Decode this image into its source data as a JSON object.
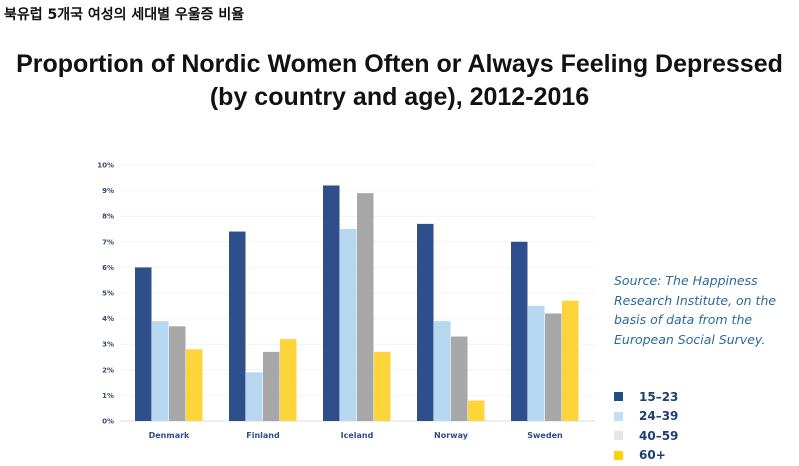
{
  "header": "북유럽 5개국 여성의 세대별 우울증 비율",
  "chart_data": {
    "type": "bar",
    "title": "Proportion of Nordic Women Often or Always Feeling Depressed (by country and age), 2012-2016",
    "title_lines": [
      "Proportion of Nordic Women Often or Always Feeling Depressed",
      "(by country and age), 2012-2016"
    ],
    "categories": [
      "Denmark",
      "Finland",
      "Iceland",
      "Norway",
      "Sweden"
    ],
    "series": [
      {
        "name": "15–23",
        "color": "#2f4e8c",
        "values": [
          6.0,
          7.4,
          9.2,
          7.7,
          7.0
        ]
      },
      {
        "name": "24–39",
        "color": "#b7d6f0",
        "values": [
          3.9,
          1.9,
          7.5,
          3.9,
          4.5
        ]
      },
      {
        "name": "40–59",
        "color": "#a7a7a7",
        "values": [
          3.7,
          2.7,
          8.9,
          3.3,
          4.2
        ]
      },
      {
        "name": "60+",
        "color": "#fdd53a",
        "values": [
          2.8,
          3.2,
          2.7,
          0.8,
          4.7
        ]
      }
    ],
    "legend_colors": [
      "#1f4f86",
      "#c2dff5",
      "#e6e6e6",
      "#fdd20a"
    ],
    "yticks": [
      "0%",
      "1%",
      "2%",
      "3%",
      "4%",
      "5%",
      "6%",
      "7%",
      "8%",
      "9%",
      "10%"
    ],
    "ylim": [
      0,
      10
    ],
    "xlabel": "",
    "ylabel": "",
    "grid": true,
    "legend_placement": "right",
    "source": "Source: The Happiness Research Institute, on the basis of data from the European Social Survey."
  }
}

▶ [Goal of the exercise]: Print every entry exactly as written, without the pictures.

▶ [Answer to this problem]:
Decode this image into its source data as a JSON object.
{
  "header": "북유럽 5개국 여성의 세대별 우울증 비율",
  "chart_data": {
    "type": "bar",
    "title": "Proportion of Nordic Women Often or Always Feeling Depressed (by country and age), 2012-2016",
    "title_lines": [
      "Proportion of Nordic Women Often or Always Feeling Depressed",
      "(by country and age), 2012-2016"
    ],
    "categories": [
      "Denmark",
      "Finland",
      "Iceland",
      "Norway",
      "Sweden"
    ],
    "series": [
      {
        "name": "15–23",
        "color": "#2f4e8c",
        "values": [
          6.0,
          7.4,
          9.2,
          7.7,
          7.0
        ]
      },
      {
        "name": "24–39",
        "color": "#b7d6f0",
        "values": [
          3.9,
          1.9,
          7.5,
          3.9,
          4.5
        ]
      },
      {
        "name": "40–59",
        "color": "#a7a7a7",
        "values": [
          3.7,
          2.7,
          8.9,
          3.3,
          4.2
        ]
      },
      {
        "name": "60+",
        "color": "#fdd53a",
        "values": [
          2.8,
          3.2,
          2.7,
          0.8,
          4.7
        ]
      }
    ],
    "legend_colors": [
      "#1f4f86",
      "#c2dff5",
      "#e6e6e6",
      "#fdd20a"
    ],
    "yticks": [
      "0%",
      "1%",
      "2%",
      "3%",
      "4%",
      "5%",
      "6%",
      "7%",
      "8%",
      "9%",
      "10%"
    ],
    "ylim": [
      0,
      10
    ],
    "xlabel": "",
    "ylabel": "",
    "grid": true,
    "legend_placement": "right",
    "source": "Source: The Happiness Research Institute, on the basis of data from the European Social Survey."
  }
}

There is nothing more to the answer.